• **Stated goal**
Pull out each line of the records holding the string "Completely".

Dataset records:
════

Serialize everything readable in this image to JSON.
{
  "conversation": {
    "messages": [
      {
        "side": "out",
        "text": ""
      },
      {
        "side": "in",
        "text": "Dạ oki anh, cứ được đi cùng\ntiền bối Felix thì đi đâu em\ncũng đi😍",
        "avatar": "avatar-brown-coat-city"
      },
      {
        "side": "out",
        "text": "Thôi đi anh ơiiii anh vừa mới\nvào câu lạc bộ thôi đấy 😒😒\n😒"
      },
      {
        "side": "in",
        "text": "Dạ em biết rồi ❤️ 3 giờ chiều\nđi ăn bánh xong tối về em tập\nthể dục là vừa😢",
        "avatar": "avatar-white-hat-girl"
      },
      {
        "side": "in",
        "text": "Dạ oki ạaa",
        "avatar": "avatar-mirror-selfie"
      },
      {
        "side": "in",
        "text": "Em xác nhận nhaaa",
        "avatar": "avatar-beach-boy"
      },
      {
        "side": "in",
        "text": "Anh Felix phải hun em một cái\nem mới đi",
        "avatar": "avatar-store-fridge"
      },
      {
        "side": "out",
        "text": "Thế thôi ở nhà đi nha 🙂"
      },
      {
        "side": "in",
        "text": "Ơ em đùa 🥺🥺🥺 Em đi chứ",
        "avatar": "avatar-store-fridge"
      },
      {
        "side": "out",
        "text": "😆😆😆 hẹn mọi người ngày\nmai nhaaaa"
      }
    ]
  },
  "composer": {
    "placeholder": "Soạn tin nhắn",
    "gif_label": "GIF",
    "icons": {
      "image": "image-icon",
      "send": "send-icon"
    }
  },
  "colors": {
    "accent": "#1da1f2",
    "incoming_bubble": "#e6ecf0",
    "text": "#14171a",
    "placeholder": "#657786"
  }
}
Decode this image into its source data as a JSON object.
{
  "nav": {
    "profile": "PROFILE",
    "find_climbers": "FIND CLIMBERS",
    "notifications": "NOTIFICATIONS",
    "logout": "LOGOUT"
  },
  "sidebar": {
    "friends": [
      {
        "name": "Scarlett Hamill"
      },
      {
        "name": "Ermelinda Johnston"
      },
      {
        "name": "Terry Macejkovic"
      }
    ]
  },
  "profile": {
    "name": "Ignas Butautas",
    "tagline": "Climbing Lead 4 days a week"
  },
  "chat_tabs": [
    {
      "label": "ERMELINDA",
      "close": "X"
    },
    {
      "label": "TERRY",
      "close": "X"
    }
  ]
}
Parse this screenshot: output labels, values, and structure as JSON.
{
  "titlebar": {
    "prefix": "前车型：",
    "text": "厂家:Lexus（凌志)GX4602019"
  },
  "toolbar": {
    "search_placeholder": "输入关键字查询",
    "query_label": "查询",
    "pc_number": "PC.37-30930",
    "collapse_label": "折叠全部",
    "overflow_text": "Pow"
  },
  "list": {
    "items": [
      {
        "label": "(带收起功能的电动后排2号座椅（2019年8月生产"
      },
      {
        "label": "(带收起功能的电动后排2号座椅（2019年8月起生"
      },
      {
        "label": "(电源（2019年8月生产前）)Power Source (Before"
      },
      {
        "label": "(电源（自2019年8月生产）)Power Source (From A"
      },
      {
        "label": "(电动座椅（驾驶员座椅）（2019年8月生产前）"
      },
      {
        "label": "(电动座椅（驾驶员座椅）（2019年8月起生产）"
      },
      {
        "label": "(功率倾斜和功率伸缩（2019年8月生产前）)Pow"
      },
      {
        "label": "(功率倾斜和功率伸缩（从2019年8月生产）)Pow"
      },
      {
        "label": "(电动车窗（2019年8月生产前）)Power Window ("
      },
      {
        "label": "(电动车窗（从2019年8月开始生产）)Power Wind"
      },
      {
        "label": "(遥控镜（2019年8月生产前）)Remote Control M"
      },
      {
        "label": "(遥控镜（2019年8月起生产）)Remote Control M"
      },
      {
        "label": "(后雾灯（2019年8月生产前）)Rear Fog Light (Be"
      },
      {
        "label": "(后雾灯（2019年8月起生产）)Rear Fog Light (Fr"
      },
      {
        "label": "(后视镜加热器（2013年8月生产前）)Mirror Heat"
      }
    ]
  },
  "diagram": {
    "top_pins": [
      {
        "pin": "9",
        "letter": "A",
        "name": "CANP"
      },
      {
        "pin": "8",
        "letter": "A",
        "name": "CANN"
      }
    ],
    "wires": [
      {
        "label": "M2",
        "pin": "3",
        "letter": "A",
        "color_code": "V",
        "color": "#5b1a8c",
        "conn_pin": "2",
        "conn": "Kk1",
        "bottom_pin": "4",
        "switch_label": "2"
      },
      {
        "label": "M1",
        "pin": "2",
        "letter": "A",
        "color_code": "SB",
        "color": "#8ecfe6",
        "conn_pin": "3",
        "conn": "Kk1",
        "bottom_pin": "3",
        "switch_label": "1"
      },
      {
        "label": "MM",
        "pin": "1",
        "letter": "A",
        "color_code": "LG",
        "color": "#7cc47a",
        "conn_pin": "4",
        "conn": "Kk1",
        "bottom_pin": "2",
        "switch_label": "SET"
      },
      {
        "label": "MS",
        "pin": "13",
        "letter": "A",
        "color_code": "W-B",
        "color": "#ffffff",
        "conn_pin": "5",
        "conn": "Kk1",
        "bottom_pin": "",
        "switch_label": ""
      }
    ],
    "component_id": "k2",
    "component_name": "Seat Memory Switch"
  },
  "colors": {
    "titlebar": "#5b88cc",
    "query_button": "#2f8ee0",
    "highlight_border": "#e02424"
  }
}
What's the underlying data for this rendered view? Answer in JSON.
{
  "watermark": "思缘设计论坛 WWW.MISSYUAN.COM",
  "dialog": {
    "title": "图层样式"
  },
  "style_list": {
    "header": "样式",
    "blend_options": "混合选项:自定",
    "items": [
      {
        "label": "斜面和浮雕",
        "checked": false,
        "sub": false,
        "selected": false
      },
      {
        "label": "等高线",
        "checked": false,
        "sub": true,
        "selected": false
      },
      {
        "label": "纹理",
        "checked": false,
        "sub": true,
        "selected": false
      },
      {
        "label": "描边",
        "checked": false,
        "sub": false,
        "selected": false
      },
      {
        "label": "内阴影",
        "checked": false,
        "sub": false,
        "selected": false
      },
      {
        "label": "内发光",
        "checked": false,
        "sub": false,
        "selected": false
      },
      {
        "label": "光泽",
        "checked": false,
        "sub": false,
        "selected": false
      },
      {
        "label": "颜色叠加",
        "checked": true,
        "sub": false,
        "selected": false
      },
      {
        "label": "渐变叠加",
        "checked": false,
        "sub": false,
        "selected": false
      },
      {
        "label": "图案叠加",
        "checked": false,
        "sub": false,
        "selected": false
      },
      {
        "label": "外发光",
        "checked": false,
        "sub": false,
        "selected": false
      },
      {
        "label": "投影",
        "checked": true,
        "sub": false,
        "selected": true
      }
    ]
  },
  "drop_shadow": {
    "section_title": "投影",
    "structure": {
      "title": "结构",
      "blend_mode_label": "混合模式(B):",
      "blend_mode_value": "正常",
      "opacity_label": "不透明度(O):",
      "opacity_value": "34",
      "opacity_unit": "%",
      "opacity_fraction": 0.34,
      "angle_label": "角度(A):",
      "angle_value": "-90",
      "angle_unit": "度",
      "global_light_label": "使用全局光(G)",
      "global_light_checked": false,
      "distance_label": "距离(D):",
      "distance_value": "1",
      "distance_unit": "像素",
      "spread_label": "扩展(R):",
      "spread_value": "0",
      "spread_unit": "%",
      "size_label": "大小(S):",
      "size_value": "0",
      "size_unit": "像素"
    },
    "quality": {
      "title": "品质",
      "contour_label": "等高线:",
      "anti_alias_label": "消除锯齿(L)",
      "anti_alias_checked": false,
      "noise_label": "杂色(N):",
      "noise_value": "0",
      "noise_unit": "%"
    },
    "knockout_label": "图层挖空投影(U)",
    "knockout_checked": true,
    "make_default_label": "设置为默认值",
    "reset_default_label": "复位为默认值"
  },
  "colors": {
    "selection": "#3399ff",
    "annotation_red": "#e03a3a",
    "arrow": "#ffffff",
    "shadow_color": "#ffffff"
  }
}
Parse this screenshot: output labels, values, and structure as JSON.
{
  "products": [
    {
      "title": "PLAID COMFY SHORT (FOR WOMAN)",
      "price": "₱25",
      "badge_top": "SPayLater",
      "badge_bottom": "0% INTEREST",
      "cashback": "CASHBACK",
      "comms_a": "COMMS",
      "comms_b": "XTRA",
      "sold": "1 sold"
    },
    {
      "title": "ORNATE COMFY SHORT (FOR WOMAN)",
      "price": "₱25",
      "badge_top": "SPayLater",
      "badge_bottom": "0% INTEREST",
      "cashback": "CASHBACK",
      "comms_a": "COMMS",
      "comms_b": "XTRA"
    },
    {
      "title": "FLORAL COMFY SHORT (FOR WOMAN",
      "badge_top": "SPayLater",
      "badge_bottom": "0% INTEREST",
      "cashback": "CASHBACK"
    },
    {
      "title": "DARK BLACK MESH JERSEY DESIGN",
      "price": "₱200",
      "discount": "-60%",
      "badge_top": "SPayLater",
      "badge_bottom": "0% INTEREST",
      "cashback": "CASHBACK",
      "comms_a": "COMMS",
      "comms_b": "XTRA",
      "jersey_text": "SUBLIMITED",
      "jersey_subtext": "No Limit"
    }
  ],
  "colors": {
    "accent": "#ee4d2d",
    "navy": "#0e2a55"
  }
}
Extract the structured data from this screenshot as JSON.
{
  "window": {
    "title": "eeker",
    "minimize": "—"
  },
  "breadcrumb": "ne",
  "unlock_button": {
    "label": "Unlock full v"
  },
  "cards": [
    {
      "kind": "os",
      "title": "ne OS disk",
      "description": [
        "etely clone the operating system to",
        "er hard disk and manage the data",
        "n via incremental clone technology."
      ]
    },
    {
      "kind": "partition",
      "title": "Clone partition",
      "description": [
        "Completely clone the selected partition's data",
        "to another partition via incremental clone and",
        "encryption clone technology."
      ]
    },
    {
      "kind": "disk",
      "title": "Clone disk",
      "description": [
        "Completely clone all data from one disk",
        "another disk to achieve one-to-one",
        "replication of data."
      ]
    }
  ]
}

════

• **Result below**
        "Completely clone the selected partition's data",
        "Completely clone all data from one disk",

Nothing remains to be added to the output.